■ **WHAT TO DO**
Reproduce precisely the lines of the material below from the line containing "What text is on this page?" up to and including its last line. Pictures must not be copied.

----- DATASET CONTENT

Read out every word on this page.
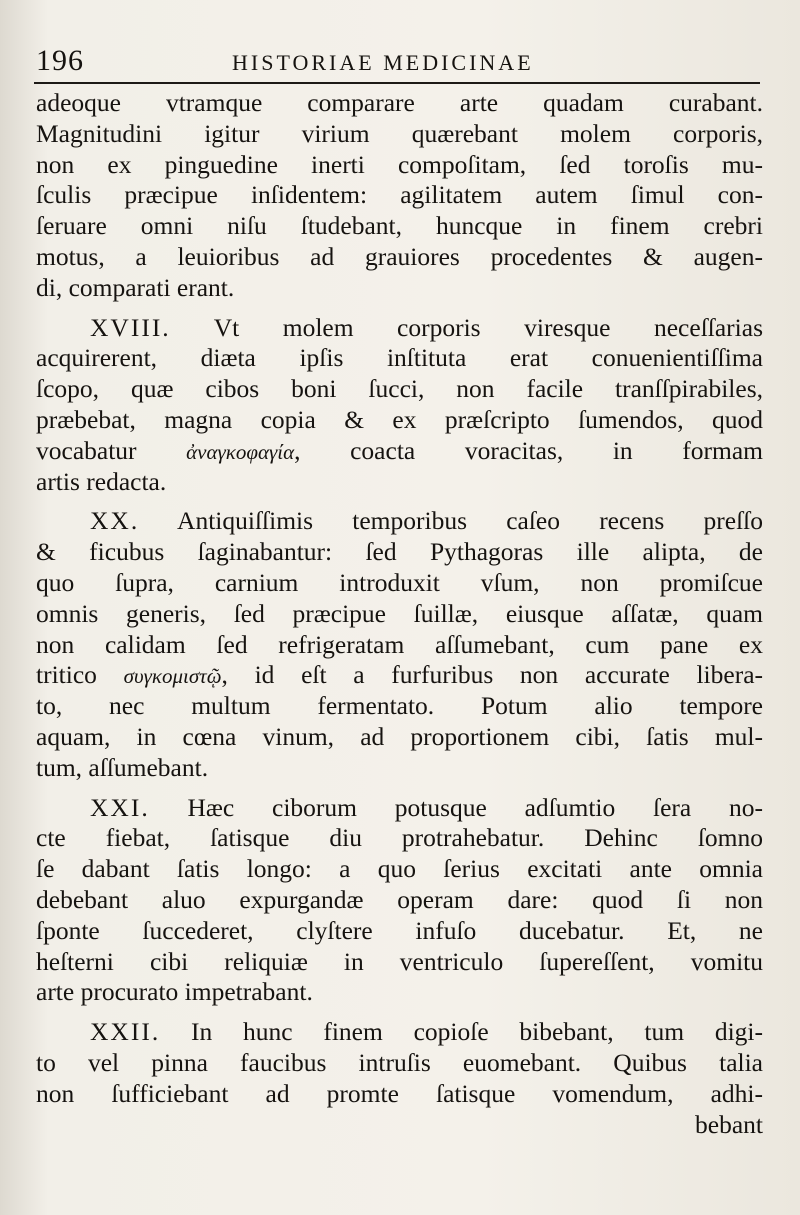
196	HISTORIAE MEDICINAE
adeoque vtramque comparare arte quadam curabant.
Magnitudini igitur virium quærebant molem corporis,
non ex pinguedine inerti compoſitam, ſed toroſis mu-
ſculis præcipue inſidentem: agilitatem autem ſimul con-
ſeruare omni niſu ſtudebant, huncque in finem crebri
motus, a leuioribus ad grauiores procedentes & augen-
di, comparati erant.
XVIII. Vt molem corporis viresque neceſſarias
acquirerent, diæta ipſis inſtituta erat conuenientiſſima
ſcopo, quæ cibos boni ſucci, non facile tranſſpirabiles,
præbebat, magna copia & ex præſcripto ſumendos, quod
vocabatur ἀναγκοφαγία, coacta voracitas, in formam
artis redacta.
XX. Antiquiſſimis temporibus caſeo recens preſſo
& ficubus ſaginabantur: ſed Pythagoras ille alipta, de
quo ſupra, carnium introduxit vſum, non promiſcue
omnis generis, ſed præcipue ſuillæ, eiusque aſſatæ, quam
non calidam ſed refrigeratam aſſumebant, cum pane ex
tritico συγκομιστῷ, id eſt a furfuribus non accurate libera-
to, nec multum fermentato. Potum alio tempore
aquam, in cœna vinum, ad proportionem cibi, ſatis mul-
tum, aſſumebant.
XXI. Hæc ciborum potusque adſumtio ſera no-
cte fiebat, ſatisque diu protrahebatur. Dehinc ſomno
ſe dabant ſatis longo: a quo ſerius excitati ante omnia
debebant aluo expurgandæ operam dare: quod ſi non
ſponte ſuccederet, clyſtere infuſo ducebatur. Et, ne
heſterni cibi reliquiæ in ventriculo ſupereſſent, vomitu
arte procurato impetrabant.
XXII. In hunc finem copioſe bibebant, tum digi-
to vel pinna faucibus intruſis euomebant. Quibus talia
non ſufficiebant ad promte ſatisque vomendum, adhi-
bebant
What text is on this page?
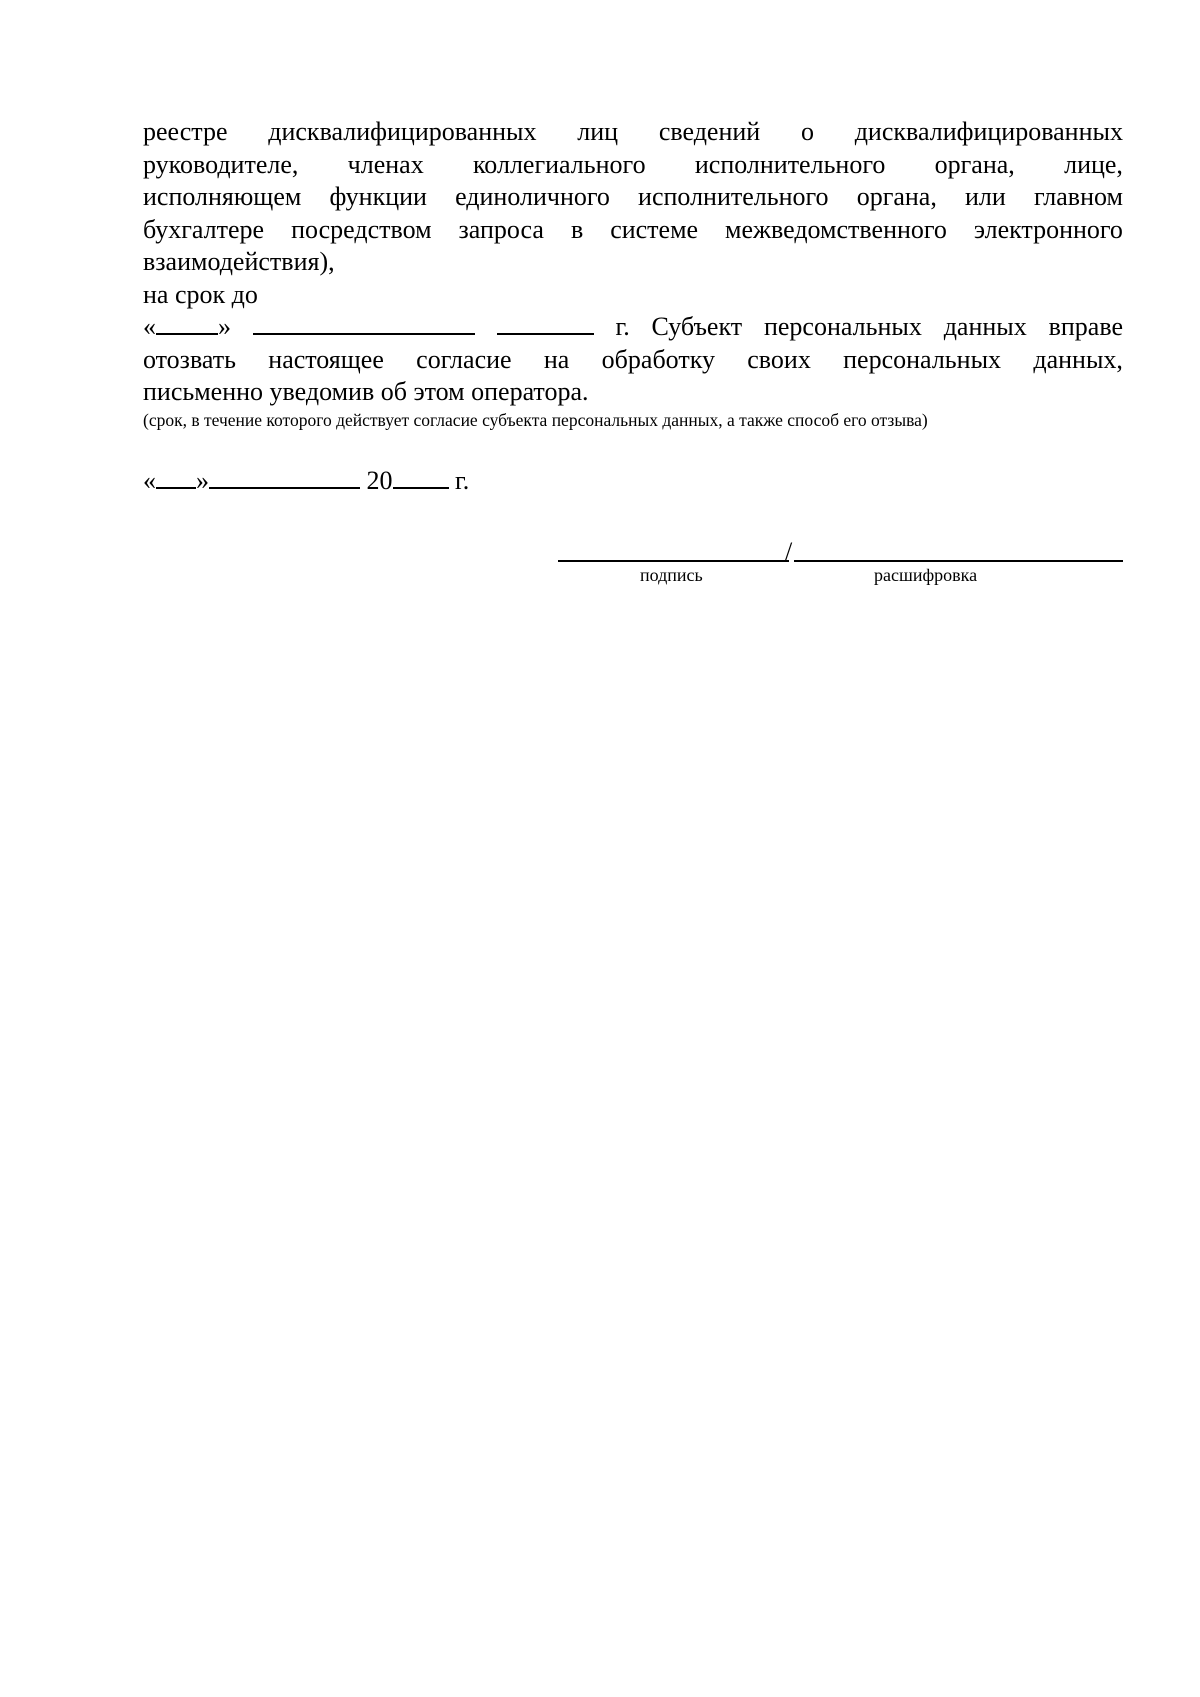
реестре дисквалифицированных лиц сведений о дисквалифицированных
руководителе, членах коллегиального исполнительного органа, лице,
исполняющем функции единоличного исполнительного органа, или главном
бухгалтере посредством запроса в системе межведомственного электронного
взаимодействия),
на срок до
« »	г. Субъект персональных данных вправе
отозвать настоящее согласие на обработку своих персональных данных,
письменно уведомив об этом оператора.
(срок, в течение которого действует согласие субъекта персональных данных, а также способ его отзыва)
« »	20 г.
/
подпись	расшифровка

----------

■ **EXERCISE SOLUTION**
What text is on this page?
реестре дисквалифицированных лиц сведений о дисквалифицированных
руководителе, членах коллегиального исполнительного органа, лице,
исполняющем функции единоличного исполнительного органа, или главном
бухгалтере посредством запроса в системе межведомственного электронного
взаимодействия),
на срок до
« »	г. Субъект персональных данных вправе
отозвать настоящее согласие на обработку своих персональных данных,
письменно уведомив об этом оператора.
(срок, в течение которого действует согласие субъекта персональных данных, а также способ его отзыва)
« »	20 г.
/
подпись	расшифровка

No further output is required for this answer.